------ Input material

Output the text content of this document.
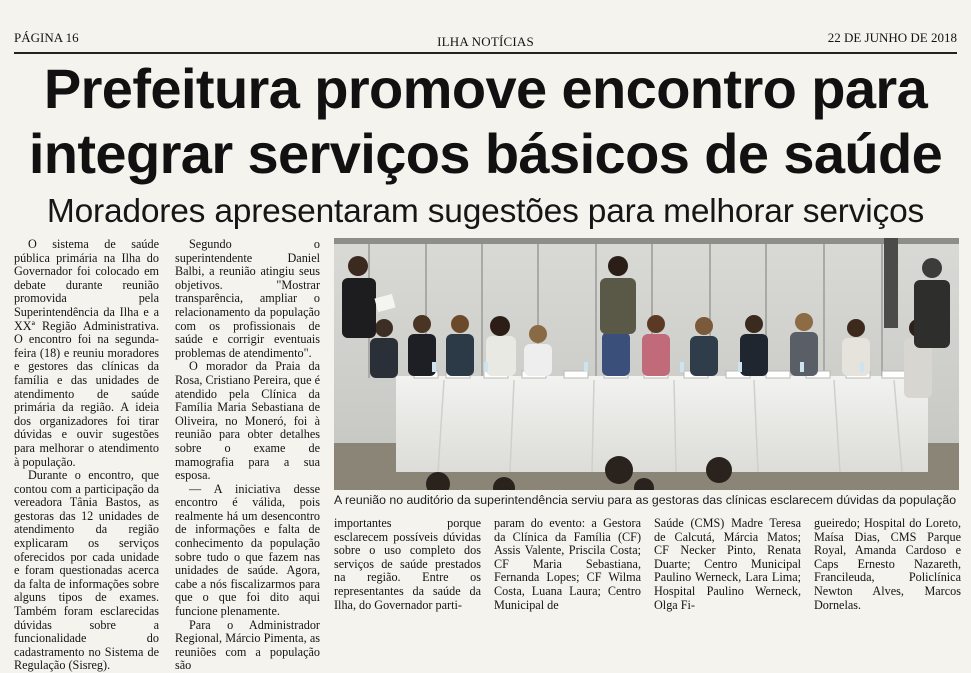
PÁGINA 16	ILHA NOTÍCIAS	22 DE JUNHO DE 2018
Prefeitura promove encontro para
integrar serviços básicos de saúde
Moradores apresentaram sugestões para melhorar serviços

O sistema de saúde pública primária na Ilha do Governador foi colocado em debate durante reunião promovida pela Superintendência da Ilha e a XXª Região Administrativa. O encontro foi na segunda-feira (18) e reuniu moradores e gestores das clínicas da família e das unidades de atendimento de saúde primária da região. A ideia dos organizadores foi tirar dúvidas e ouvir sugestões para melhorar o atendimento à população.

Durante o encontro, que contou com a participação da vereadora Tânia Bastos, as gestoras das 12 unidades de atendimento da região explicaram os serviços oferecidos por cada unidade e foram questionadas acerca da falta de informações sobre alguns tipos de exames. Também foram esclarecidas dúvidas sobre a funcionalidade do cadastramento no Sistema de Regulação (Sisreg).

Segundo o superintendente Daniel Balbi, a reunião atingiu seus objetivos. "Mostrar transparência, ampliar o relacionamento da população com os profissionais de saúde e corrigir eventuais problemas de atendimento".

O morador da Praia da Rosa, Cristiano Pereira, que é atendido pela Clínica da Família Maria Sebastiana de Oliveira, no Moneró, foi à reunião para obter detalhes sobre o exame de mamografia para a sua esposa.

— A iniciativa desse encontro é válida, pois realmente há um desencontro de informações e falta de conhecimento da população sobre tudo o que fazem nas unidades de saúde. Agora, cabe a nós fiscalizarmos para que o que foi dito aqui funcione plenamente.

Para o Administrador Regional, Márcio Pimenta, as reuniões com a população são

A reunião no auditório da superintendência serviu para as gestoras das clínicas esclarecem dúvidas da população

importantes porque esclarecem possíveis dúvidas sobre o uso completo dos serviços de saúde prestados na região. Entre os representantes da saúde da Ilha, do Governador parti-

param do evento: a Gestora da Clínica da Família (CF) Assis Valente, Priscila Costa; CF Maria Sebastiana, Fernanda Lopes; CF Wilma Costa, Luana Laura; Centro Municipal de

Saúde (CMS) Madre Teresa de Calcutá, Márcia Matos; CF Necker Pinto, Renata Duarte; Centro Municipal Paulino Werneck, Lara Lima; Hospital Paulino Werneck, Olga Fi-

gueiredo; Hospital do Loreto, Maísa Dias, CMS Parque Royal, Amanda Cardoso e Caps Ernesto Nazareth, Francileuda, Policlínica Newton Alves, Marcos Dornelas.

------------
------ Input material

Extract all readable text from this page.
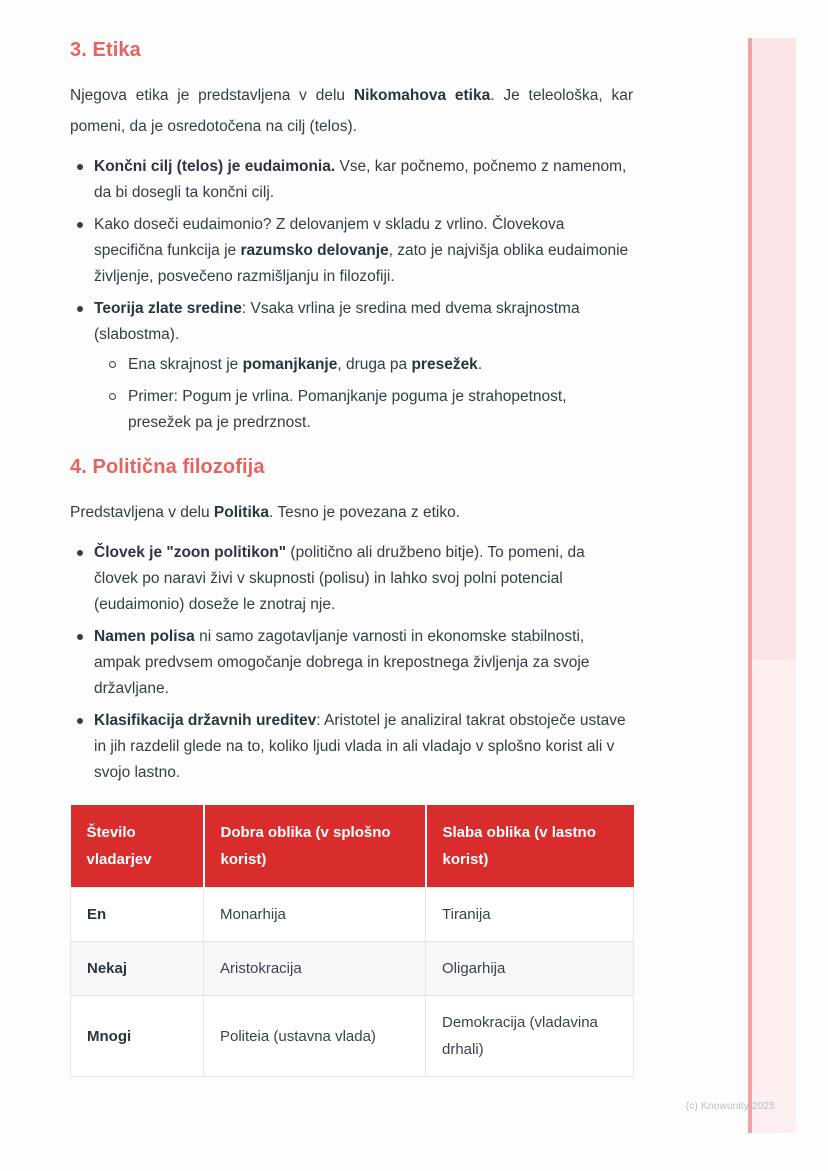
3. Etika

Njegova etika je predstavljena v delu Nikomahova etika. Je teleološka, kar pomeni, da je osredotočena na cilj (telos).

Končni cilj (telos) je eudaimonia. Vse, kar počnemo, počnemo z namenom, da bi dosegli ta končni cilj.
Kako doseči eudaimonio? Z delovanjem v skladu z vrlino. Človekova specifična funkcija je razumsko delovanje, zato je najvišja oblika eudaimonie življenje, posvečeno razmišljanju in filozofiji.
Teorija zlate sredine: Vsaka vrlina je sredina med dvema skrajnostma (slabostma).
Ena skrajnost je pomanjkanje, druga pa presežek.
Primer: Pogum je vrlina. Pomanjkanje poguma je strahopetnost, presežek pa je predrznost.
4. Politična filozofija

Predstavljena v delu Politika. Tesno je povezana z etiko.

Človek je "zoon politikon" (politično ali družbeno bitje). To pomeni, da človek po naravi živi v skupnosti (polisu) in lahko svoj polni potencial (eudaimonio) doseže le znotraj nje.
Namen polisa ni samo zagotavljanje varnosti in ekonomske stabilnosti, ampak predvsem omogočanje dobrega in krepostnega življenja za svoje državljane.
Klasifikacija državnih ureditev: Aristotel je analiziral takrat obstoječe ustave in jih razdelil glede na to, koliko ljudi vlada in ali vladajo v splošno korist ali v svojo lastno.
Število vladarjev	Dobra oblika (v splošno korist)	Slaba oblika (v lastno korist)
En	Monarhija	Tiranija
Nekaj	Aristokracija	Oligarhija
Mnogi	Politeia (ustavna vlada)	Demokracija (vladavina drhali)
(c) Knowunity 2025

------------
------ Input material

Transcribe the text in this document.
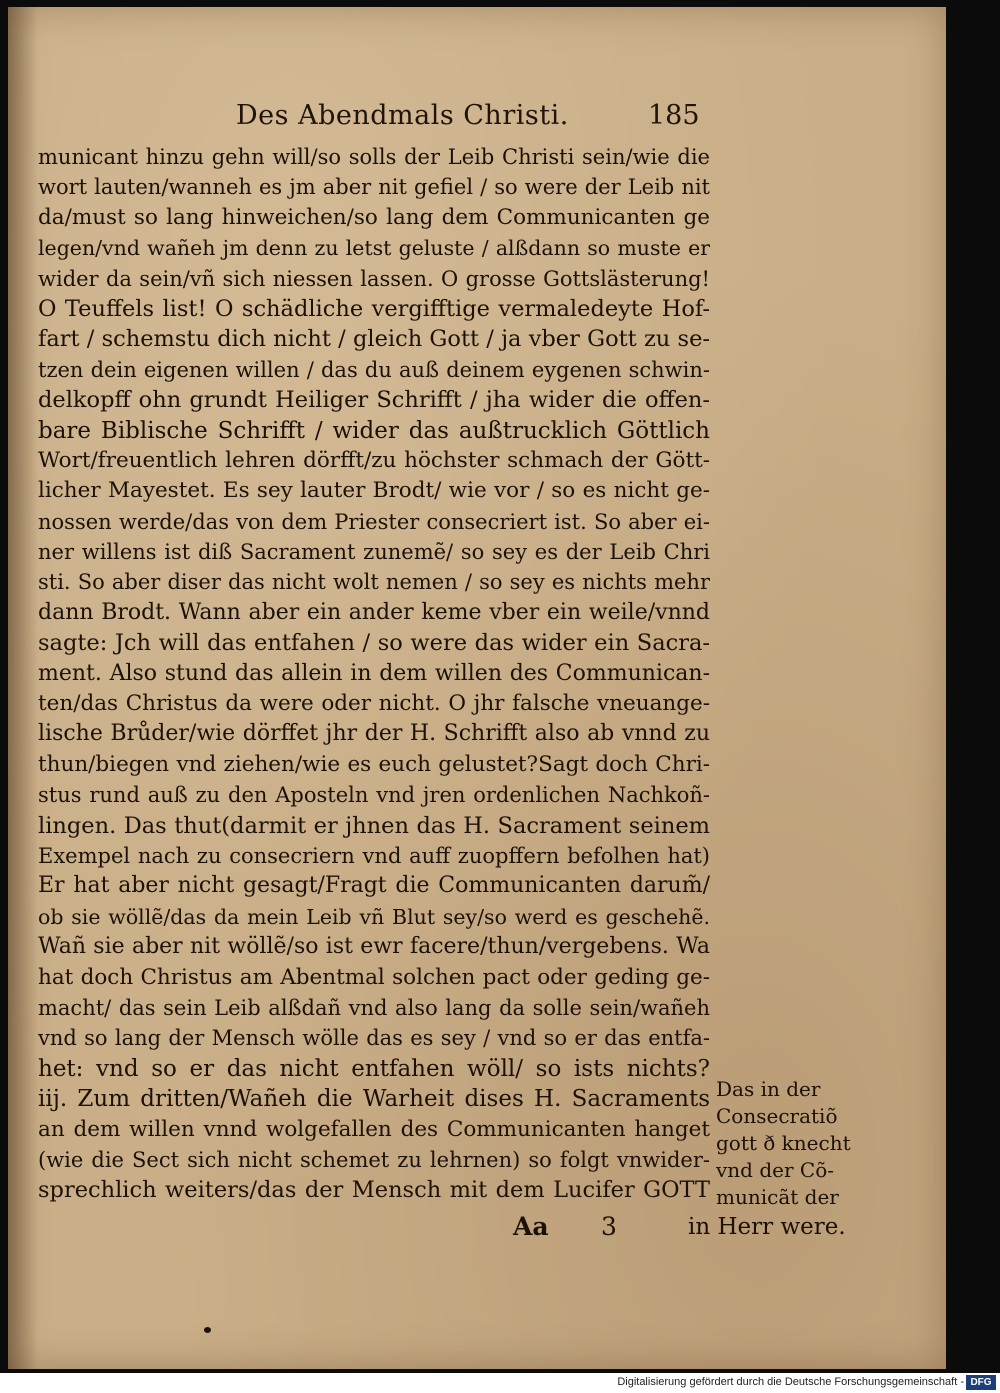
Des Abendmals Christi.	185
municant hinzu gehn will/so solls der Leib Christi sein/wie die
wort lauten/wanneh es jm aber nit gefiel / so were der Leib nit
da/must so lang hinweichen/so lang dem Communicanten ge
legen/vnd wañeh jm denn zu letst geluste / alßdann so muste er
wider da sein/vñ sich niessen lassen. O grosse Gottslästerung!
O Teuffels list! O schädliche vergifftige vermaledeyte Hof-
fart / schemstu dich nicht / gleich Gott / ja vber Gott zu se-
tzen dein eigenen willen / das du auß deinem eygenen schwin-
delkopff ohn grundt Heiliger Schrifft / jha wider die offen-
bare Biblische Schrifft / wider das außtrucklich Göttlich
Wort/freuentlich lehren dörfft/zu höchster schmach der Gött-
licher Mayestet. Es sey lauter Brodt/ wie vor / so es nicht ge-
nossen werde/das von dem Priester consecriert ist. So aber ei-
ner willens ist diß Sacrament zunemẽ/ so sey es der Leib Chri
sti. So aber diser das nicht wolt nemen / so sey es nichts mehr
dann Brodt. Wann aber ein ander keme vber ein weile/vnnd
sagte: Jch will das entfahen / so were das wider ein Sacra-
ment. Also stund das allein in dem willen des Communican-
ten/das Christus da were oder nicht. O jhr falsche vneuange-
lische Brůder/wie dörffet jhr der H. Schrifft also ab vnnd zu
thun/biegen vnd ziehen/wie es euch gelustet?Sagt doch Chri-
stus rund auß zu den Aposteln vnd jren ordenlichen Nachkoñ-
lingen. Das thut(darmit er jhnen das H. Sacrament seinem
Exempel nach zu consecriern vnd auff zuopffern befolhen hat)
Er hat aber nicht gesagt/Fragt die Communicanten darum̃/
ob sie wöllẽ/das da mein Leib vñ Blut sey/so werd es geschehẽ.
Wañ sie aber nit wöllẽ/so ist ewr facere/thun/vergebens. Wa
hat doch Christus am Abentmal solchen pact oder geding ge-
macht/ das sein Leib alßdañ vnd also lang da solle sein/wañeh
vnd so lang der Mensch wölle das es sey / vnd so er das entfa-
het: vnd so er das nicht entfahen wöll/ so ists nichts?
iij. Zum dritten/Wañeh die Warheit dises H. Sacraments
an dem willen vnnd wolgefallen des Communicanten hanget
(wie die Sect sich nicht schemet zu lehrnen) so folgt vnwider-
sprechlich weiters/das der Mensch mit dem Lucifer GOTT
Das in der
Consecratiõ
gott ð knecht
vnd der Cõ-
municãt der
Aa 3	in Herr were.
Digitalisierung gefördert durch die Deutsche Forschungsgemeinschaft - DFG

------------

Say how many lines in the records hold "informações", with the number as the whole reply.

▶ [Full output] 2